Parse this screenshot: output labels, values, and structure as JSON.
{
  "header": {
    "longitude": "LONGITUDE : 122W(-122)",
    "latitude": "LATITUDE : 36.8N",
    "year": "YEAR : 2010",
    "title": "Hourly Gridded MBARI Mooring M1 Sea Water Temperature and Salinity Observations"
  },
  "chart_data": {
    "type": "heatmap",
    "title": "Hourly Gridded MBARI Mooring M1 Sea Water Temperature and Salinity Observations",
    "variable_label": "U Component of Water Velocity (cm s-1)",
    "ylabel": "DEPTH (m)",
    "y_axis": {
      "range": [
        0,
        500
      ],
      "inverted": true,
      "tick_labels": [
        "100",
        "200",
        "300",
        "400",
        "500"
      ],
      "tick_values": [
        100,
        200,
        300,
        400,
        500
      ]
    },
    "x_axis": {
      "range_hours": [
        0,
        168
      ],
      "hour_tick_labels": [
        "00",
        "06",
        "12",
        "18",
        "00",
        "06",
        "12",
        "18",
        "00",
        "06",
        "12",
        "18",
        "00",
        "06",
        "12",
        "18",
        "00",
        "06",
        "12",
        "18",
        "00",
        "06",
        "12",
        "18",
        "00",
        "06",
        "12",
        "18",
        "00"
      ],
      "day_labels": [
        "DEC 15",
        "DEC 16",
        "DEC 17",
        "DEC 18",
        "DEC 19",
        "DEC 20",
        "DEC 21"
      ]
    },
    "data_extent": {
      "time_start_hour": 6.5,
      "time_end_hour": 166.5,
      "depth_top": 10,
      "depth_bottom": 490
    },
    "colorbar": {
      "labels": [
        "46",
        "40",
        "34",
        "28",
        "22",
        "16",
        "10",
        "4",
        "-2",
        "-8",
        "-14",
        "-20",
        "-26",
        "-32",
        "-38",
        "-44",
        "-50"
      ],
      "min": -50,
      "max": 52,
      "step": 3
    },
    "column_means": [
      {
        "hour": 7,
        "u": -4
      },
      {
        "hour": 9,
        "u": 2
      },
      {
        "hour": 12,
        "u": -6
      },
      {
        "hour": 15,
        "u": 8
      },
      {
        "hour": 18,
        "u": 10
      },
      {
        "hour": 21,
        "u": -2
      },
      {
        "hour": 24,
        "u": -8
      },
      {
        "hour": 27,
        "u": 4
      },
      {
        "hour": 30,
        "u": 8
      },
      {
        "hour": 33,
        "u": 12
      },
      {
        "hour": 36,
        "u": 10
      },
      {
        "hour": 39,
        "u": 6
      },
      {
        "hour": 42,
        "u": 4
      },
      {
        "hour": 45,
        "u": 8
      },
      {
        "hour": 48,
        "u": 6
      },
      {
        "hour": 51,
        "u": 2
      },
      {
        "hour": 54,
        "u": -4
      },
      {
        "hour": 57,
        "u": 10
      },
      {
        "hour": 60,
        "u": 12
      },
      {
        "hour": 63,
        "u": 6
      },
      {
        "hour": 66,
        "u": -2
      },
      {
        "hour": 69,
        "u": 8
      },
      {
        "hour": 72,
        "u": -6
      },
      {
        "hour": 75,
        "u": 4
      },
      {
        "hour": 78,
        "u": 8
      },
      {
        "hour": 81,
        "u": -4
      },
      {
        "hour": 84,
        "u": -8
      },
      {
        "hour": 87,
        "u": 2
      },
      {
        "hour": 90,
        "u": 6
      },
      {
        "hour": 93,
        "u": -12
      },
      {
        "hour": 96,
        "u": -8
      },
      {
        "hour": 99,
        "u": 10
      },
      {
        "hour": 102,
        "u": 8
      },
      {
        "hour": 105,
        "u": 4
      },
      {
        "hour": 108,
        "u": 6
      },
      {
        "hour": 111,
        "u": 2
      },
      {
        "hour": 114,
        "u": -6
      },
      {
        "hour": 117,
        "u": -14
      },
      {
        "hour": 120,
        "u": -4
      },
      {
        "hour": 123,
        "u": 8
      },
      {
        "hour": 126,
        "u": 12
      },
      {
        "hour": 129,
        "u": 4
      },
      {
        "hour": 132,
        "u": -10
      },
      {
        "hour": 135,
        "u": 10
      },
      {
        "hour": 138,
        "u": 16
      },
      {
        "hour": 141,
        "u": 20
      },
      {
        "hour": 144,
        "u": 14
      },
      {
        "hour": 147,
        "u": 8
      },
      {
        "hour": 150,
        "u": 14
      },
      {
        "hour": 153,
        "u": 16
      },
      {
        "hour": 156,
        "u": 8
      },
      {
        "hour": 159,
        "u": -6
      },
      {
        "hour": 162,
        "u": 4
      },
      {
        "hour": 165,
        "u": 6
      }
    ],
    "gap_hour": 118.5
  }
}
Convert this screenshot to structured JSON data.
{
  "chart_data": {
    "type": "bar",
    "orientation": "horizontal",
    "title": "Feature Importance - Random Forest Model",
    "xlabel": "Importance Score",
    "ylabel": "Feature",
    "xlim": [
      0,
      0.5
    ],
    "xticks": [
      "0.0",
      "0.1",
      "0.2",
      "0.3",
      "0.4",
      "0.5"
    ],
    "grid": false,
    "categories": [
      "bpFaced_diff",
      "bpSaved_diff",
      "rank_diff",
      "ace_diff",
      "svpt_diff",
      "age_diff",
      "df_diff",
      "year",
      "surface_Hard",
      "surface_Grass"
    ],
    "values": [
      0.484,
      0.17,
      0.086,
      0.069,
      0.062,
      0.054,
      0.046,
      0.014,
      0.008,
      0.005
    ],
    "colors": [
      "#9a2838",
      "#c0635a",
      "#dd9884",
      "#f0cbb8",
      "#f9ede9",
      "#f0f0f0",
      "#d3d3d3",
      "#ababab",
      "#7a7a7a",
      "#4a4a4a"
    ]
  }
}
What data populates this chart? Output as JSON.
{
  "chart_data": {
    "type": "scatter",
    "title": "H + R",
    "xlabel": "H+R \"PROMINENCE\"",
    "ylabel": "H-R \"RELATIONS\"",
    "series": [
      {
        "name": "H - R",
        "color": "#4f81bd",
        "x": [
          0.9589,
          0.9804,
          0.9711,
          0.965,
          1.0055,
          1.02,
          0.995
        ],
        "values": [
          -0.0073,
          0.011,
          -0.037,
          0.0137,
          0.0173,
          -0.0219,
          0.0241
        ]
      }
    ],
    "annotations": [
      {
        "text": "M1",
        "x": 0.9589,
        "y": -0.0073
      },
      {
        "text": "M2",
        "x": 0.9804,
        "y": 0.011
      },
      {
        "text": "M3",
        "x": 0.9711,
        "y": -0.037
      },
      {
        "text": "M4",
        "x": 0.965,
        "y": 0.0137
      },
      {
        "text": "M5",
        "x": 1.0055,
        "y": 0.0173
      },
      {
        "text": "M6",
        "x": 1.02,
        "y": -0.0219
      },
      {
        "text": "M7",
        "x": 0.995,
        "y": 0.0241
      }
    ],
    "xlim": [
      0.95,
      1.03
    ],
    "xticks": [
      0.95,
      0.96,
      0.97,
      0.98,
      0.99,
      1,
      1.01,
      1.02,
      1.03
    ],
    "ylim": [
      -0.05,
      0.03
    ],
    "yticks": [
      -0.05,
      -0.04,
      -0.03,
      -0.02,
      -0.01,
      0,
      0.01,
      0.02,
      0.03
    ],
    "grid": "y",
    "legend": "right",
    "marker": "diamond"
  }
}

▬▬▬

§ **YOUR INSTRUCTIONS**:
Some lines of the data above may hold the word "xlabel"; report how many do, and nothing else.

§ **SOLUTION FOR THIS EXERCISE**:
2